- _Required task_
Below are some records; repeat them all exactly, minus the pictures.

━━━━━━━━━━━━━━━━

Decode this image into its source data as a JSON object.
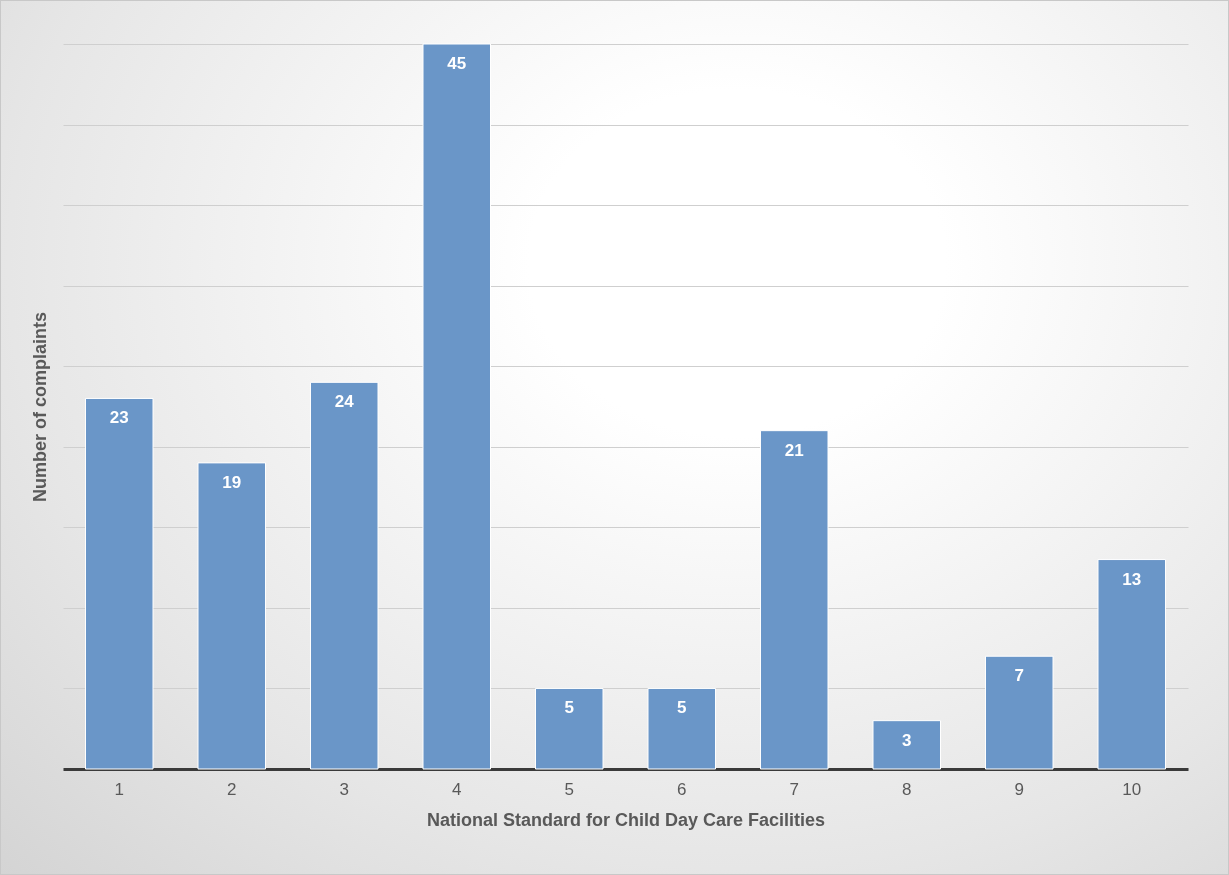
{
  "chart_data": {
    "type": "bar",
    "xlabel": "National Standard for Child Day Care Facilities",
    "ylabel": "Number of complaints",
    "categories": [
      "1",
      "2",
      "3",
      "4",
      "5",
      "6",
      "7",
      "8",
      "9",
      "10"
    ],
    "values": [
      23,
      19,
      24,
      45,
      5,
      5,
      21,
      3,
      7,
      13
    ],
    "color": "#6a96c8",
    "ylim": [
      0,
      45
    ],
    "yticks": [
      0,
      5,
      10,
      15,
      20,
      25,
      30,
      35,
      40,
      45
    ],
    "tick_labels": "x",
    "grid": "y",
    "data_labels": true
  }
}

━━━━━━━━━━━━━━━━

- _Answer below_
Decode this image into its source data as a JSON object.
{
  "chart_data": {
    "type": "bar",
    "xlabel": "National Standard for Child Day Care Facilities",
    "ylabel": "Number of complaints",
    "categories": [
      "1",
      "2",
      "3",
      "4",
      "5",
      "6",
      "7",
      "8",
      "9",
      "10"
    ],
    "values": [
      23,
      19,
      24,
      45,
      5,
      5,
      21,
      3,
      7,
      13
    ],
    "color": "#6a96c8",
    "ylim": [
      0,
      45
    ],
    "yticks": [
      0,
      5,
      10,
      15,
      20,
      25,
      30,
      35,
      40,
      45
    ],
    "tick_labels": "x",
    "grid": "y",
    "data_labels": true
  }
}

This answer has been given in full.